**RAW RECORDS**
================

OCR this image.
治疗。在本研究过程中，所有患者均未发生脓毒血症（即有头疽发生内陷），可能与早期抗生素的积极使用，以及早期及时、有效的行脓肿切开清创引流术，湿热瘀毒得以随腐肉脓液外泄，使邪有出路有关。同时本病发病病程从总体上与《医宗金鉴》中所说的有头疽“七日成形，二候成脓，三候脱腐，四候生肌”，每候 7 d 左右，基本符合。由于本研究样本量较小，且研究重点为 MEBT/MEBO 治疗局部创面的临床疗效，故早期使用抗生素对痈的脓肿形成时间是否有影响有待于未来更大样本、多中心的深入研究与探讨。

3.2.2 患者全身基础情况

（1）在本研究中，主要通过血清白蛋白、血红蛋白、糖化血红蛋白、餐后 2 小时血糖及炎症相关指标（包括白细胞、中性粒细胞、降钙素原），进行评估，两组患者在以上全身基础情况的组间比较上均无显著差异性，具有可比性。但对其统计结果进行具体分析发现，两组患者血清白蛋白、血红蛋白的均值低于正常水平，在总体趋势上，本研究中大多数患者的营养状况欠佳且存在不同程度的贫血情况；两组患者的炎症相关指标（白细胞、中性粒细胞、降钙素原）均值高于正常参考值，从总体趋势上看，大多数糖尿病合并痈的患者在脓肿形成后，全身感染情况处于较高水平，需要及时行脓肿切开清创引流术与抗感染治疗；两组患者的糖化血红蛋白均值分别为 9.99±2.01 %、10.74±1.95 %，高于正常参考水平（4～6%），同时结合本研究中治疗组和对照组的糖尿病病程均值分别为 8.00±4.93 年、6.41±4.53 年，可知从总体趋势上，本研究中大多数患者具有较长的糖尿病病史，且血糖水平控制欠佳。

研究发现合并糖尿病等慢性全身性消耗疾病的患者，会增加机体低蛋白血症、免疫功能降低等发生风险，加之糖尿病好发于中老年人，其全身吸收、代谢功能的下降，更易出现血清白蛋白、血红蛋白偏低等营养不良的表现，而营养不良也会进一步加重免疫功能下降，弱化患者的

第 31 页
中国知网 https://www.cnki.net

================

**WORK REQUIRED**
Take the lines above and print them exactly.

**SOLUTION FOR THIS EXERCISE**
OCR this image.
治疗。在本研究过程中，所有患者均未发生脓毒血症（即有头疽发生内陷），可能与早期抗生素的积极使用，以及早期及时、有效的行脓肿切开清创引流术，湿热瘀毒得以随腐肉脓液外泄，使邪有出路有关。同时本病发病病程从总体上与《医宗金鉴》中所说的有头疽“七日成形，二候成脓，三候脱腐，四候生肌”，每候 7 d 左右，基本符合。由于本研究样本量较小，且研究重点为 MEBT/MEBO 治疗局部创面的临床疗效，故早期使用抗生素对痈的脓肿形成时间是否有影响有待于未来更大样本、多中心的深入研究与探讨。

3.2.2 患者全身基础情况

（1）在本研究中，主要通过血清白蛋白、血红蛋白、糖化血红蛋白、餐后 2 小时血糖及炎症相关指标（包括白细胞、中性粒细胞、降钙素原），进行评估，两组患者在以上全身基础情况的组间比较上均无显著差异性，具有可比性。但对其统计结果进行具体分析发现，两组患者血清白蛋白、血红蛋白的均值低于正常水平，在总体趋势上，本研究中大多数患者的营养状况欠佳且存在不同程度的贫血情况；两组患者的炎症相关指标（白细胞、中性粒细胞、降钙素原）均值高于正常参考值，从总体趋势上看，大多数糖尿病合并痈的患者在脓肿形成后，全身感染情况处于较高水平，需要及时行脓肿切开清创引流术与抗感染治疗；两组患者的糖化血红蛋白均值分别为 9.99±2.01 %、10.74±1.95 %，高于正常参考水平（4～6%），同时结合本研究中治疗组和对照组的糖尿病病程均值分别为 8.00±4.93 年、6.41±4.53 年，可知从总体趋势上，本研究中大多数患者具有较长的糖尿病病史，且血糖水平控制欠佳。

研究发现合并糖尿病等慢性全身性消耗疾病的患者，会增加机体低蛋白血症、免疫功能降低等发生风险，加之糖尿病好发于中老年人，其全身吸收、代谢功能的下降，更易出现血清白蛋白、血红蛋白偏低等营养不良的表现，而营养不良也会进一步加重免疫功能下降，弱化患者的

第 31 页
中国知网 https://www.cnki.net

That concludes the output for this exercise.